— Entries provided —
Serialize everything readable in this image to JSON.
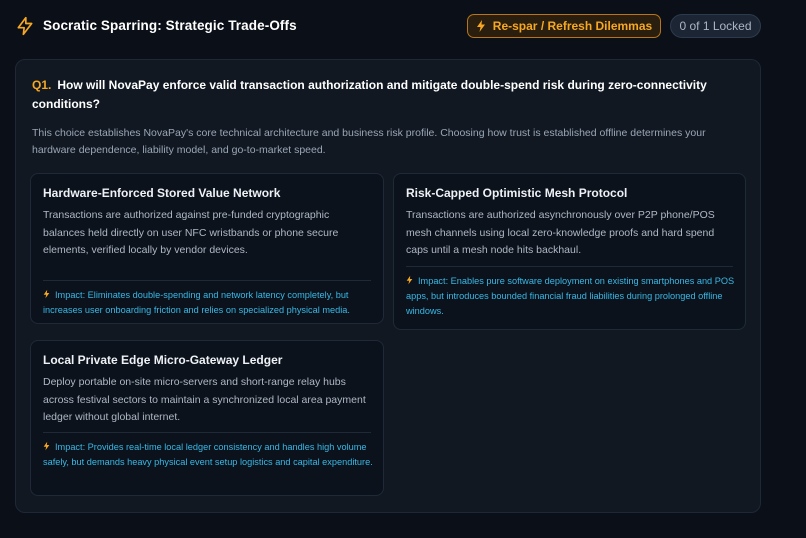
{
  "header": {
    "title": "Socratic Sparring: Strategic Trade-Offs",
    "logo_icon": "lightning-bolt-icon",
    "respar_label": "Re-spar / Refresh Dilemmas",
    "locked_status": "0 of 1 Locked"
  },
  "colors": {
    "accent": "#f6a823",
    "impact": "#38b8e6",
    "background": "#0b1018",
    "panel": "#111822"
  },
  "question": {
    "number": "Q1.",
    "text": "How will NovaPay enforce valid transaction authorization and mitigate double-spend risk during zero-connectivity conditions?",
    "context": "This choice establishes NovaPay's core technical architecture and business risk profile. Choosing how trust is established offline determines your hardware dependence, liability model, and go-to-market speed."
  },
  "options": [
    {
      "title": "Hardware-Enforced Stored Value Network",
      "description": "Transactions are authorized against pre-funded cryptographic balances held directly on user NFC wristbands or phone secure elements, verified locally by vendor devices.",
      "impact": "Impact: Eliminates double-spending and network latency completely, but increases user onboarding friction and relies on specialized physical media."
    },
    {
      "title": "Risk-Capped Optimistic Mesh Protocol",
      "description": "Transactions are authorized asynchronously over P2P phone/POS mesh channels using local zero-knowledge proofs and hard spend caps until a mesh node hits backhaul.",
      "impact": "Impact: Enables pure software deployment on existing smartphones and POS apps, but introduces bounded financial fraud liabilities during prolonged offline windows."
    },
    {
      "title": "Local Private Edge Micro-Gateway Ledger",
      "description": "Deploy portable on-site micro-servers and short-range relay hubs across festival sectors to maintain a synchronized local area payment ledger without global internet.",
      "impact": "Impact: Provides real-time local ledger consistency and handles high volume safely, but demands heavy physical event setup logistics and capital expenditure."
    }
  ]
}
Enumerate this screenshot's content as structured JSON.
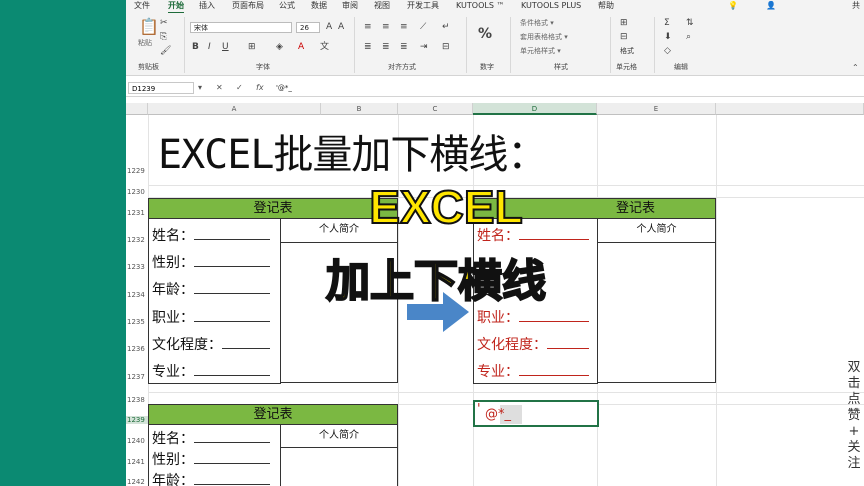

— Set task —
State how many lines hold the word "Transactions". The number is the whole answer.

— The result —
2